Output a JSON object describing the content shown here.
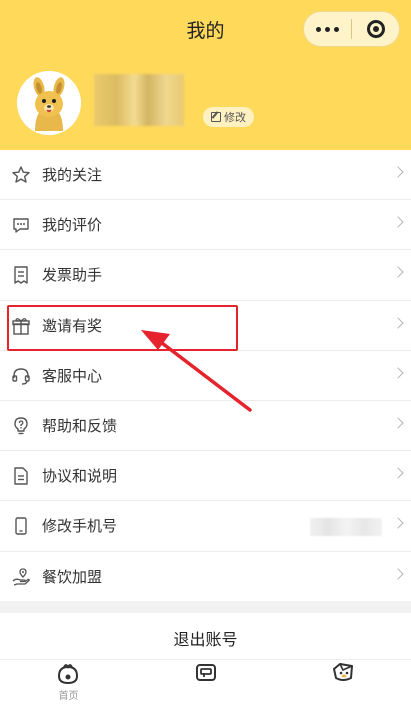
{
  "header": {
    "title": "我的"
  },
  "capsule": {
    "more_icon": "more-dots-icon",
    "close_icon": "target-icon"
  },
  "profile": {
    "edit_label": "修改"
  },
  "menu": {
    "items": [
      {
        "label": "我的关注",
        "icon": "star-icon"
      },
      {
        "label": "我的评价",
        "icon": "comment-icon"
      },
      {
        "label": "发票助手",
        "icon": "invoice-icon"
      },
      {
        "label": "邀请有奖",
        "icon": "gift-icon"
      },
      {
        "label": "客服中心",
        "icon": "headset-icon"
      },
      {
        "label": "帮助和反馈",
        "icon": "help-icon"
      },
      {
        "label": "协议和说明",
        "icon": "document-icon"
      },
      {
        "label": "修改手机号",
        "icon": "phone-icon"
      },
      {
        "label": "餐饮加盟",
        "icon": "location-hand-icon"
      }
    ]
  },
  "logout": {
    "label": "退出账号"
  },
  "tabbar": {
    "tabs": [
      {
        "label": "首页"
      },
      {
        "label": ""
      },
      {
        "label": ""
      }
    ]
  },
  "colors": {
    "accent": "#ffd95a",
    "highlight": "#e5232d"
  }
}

■ ■ ■

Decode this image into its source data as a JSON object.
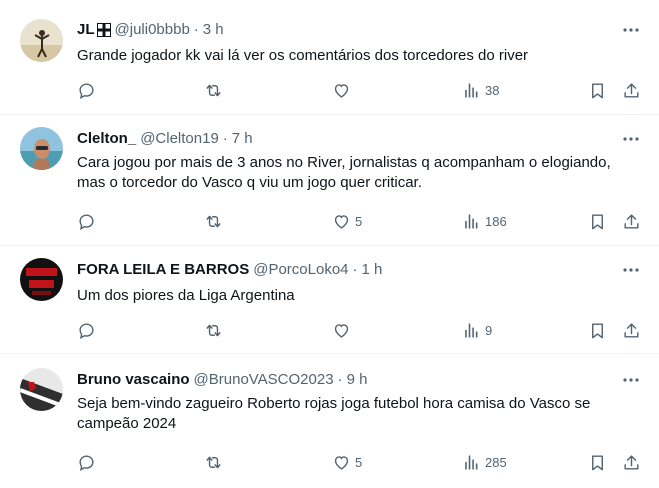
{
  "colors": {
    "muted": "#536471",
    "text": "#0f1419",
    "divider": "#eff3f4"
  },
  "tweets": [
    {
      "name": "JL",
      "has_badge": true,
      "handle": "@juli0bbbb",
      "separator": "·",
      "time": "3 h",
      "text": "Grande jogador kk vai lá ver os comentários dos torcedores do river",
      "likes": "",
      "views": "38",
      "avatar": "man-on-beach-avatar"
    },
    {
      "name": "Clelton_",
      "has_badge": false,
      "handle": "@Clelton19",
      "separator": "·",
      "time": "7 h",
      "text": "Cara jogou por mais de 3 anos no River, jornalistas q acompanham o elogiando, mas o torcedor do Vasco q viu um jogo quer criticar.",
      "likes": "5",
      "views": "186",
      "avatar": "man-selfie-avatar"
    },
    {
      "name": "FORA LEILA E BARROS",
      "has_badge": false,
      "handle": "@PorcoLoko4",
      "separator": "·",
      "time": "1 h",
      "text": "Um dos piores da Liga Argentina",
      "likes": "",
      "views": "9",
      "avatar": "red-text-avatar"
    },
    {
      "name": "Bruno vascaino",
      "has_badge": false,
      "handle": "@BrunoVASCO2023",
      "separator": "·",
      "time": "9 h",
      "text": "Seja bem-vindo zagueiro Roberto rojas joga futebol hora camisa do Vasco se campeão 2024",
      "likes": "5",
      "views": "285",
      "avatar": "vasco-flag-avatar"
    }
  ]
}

■ ■ ■

▶ [What is required]: Each line that holds the word "name" should be extracted from the records.

▶ [Task output]:
      "name": "JL",
      "name": "Clelton_",
      "name": "FORA LEILA E BARROS",
      "name": "Bruno vascaino",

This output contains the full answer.